*PROBLEM DESCRIPTION*: Identify all lines in the data containing the string "icon". Copy them out.
----------
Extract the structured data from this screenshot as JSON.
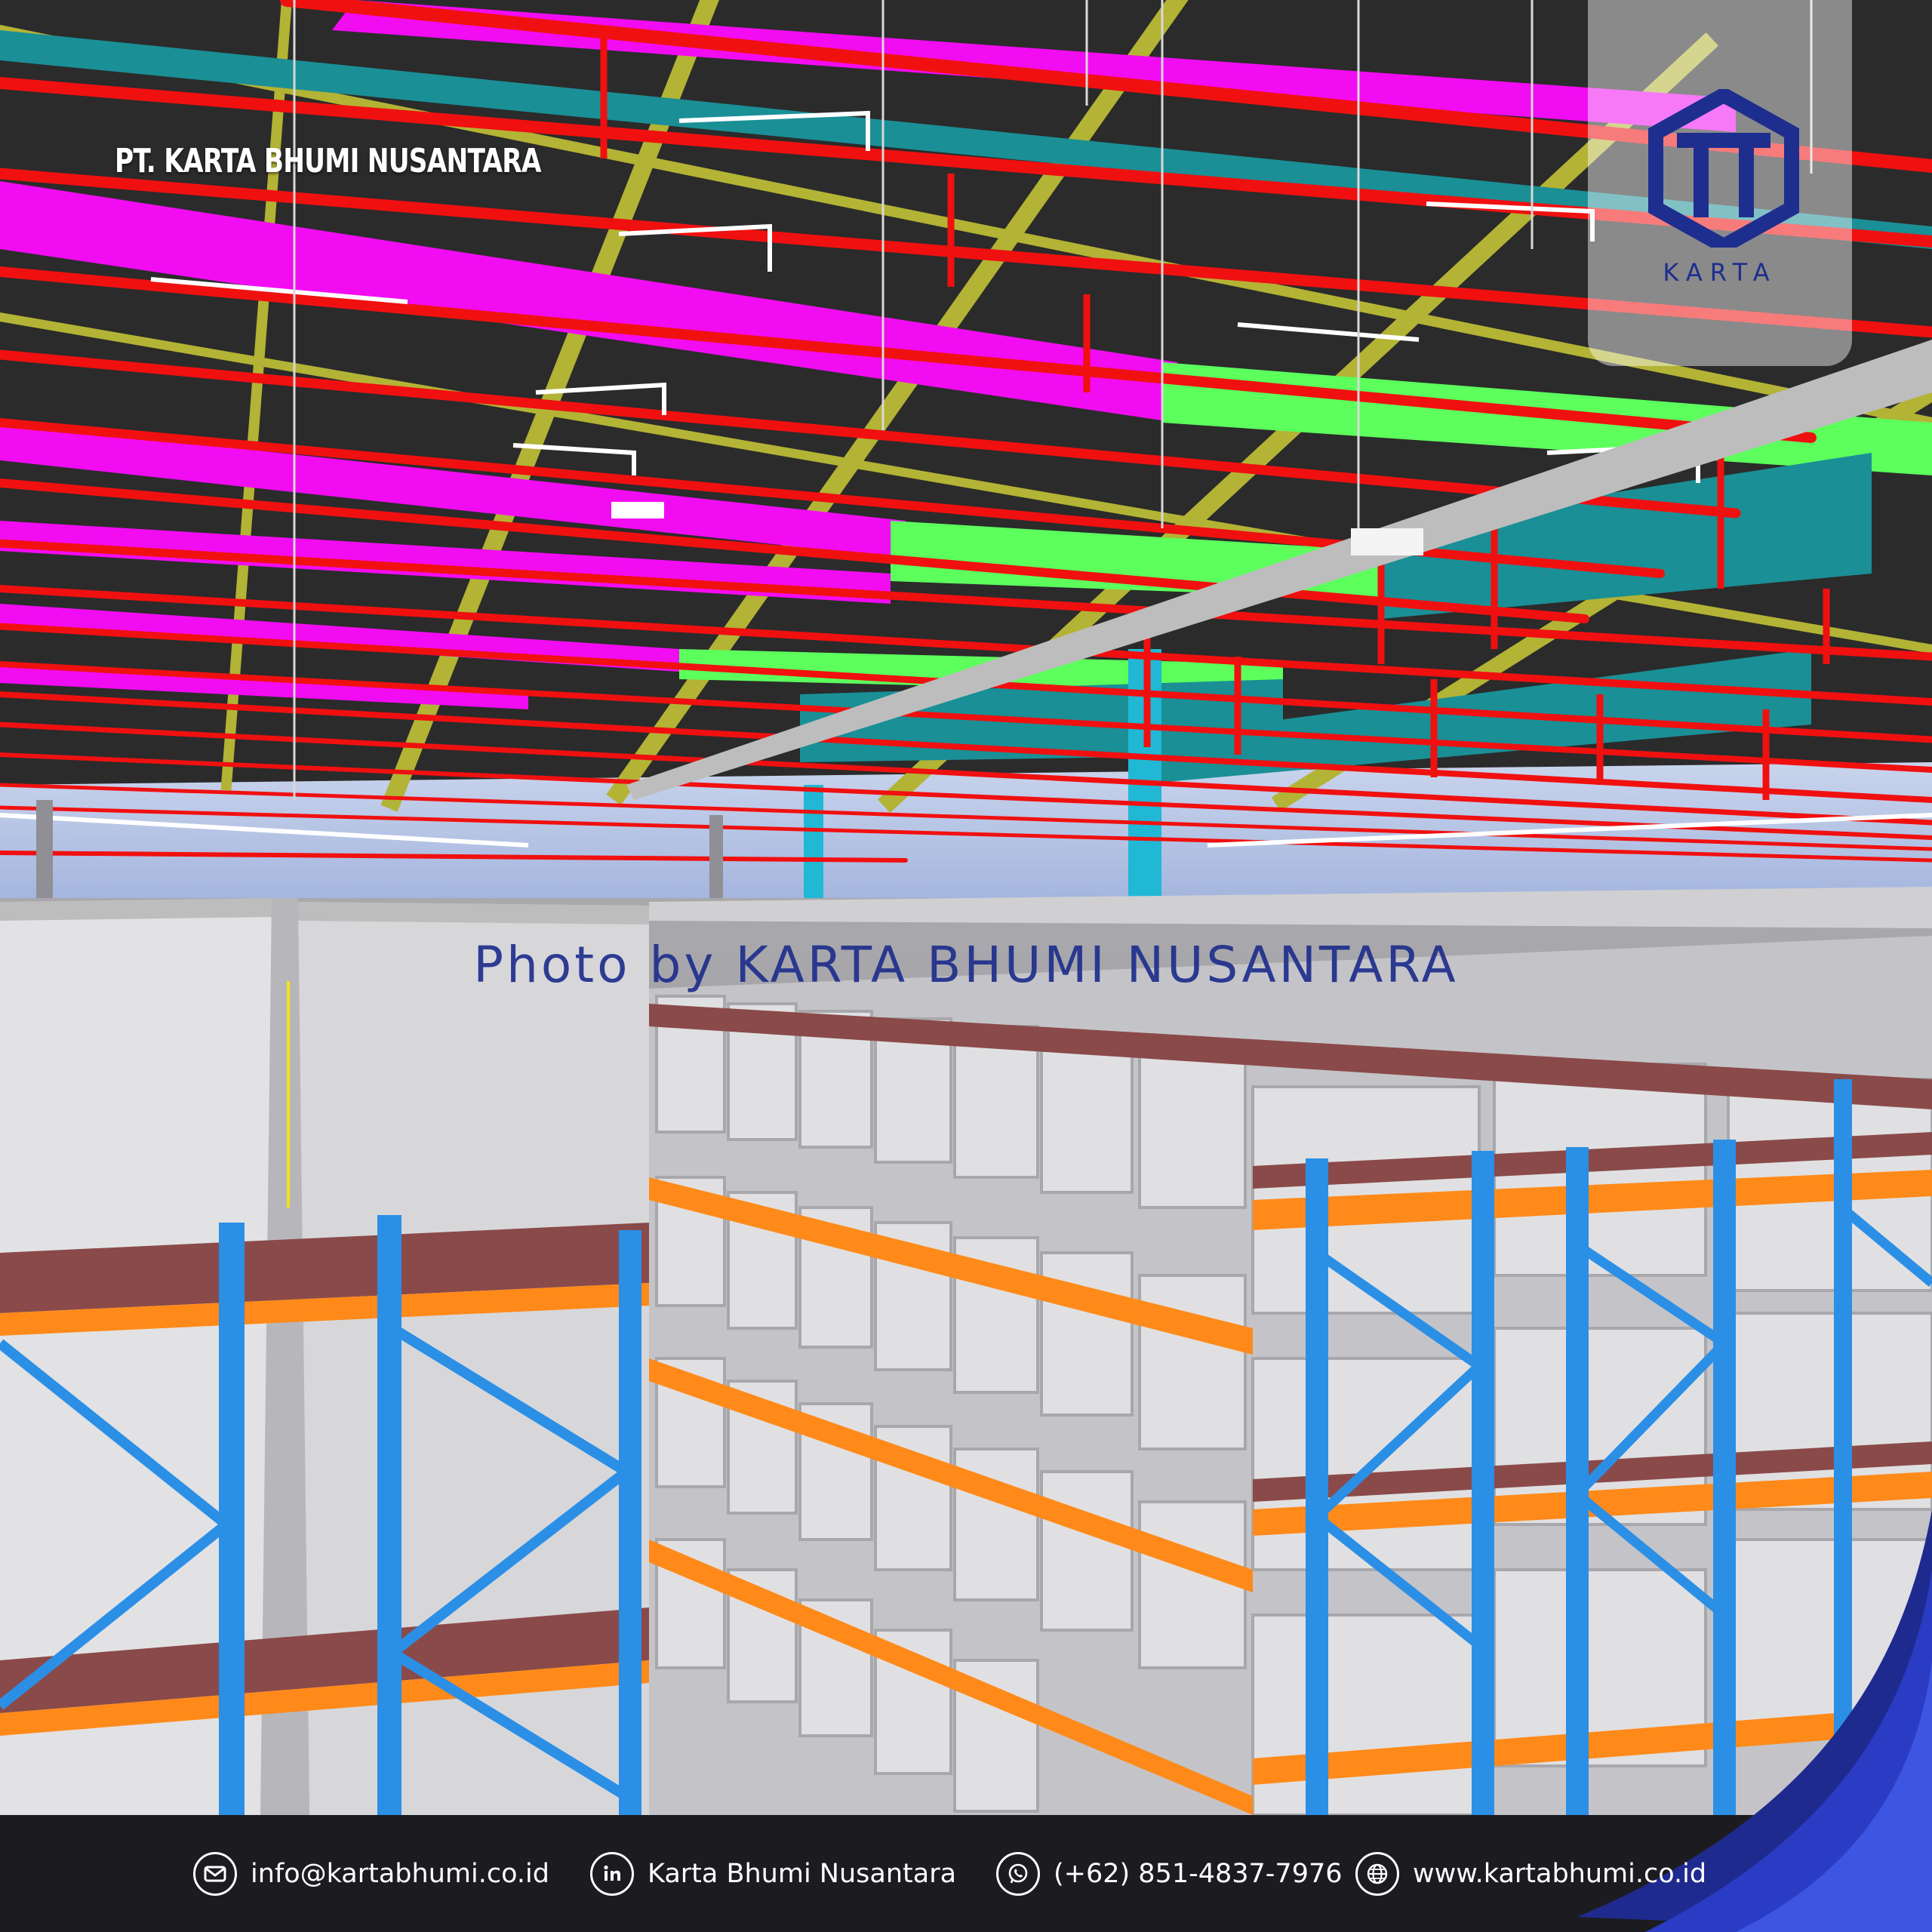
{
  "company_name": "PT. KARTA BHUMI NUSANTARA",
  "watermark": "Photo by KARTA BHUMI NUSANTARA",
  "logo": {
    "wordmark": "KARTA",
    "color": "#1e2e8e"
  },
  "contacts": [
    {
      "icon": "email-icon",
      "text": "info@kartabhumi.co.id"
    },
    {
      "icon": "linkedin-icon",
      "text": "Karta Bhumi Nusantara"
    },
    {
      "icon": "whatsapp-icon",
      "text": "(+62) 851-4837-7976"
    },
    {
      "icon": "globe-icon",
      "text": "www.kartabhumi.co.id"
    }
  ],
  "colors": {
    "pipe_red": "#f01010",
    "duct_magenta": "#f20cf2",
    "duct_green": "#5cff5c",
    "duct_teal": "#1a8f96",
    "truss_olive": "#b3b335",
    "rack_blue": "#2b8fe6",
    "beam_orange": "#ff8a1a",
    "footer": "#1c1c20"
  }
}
----------
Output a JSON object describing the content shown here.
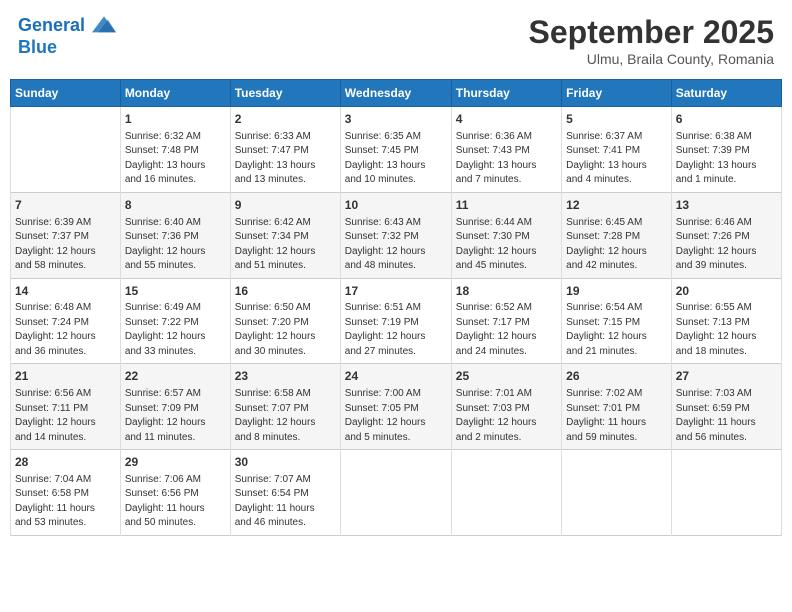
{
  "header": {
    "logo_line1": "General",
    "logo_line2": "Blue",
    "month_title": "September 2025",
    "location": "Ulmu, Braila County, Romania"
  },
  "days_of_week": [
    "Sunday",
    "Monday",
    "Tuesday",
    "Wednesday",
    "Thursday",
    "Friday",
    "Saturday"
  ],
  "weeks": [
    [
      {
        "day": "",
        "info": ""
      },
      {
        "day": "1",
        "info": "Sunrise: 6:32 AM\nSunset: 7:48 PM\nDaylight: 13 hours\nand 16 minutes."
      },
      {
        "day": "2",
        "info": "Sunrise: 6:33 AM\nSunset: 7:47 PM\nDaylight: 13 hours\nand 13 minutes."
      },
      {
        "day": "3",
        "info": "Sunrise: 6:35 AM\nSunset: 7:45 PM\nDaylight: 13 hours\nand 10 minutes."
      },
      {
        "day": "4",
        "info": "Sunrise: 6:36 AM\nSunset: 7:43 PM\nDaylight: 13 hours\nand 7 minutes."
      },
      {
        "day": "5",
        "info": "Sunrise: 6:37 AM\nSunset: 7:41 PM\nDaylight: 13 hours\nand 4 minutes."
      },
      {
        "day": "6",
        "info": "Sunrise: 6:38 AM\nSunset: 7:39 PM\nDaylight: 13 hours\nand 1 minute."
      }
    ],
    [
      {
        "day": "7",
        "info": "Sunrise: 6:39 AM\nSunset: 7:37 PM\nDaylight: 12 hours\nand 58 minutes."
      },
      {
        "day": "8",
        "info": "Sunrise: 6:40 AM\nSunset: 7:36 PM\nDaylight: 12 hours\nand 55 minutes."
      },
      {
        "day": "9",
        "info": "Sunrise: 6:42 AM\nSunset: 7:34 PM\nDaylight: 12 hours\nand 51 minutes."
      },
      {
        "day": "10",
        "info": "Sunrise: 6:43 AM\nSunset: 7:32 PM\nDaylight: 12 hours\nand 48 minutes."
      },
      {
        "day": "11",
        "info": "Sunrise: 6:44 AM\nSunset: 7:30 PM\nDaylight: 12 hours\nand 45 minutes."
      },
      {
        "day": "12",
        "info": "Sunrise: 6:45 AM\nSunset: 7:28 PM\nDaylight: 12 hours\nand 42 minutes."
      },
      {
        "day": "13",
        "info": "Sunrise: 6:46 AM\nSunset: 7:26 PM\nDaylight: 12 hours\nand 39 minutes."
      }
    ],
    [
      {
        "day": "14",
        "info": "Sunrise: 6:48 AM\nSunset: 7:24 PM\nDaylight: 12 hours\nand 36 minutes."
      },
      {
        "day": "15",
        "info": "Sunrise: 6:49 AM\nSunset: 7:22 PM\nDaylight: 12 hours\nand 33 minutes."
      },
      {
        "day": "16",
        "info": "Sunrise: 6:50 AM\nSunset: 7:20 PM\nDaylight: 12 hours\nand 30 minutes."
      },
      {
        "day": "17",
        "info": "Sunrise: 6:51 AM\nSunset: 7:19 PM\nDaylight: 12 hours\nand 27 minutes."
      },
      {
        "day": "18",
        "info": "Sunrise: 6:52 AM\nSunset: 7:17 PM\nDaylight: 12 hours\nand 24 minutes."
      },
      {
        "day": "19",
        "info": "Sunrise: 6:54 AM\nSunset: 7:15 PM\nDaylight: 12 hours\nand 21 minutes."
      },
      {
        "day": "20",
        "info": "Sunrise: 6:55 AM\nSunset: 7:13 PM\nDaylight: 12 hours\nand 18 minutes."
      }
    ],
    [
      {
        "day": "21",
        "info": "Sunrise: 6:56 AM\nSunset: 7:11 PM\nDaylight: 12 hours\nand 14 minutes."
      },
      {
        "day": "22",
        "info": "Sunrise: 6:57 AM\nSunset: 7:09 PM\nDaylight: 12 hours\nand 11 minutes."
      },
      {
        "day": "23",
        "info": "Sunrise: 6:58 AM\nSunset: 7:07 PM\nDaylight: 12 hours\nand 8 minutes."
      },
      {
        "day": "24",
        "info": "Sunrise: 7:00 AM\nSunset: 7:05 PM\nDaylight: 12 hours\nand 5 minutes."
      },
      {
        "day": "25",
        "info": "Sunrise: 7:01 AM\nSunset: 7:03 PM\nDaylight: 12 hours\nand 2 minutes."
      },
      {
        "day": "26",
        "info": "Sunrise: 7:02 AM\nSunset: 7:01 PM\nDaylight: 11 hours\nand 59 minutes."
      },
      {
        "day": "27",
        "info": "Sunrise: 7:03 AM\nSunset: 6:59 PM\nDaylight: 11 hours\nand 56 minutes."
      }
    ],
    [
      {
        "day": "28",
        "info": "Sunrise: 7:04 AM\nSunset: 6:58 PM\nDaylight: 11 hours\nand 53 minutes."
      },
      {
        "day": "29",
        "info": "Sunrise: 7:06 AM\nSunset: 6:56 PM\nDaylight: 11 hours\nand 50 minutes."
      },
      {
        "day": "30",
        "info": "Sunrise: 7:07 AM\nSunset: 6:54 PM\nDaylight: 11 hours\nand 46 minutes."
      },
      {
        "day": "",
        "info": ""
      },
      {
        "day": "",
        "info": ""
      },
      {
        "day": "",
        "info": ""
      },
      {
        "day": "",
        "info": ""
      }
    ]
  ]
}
----------
*PROBLEM SOLUTION*:
      "icon": "email-icon",
      "icon": "linkedin-icon",
      "icon": "whatsapp-icon",
      "icon": "globe-icon",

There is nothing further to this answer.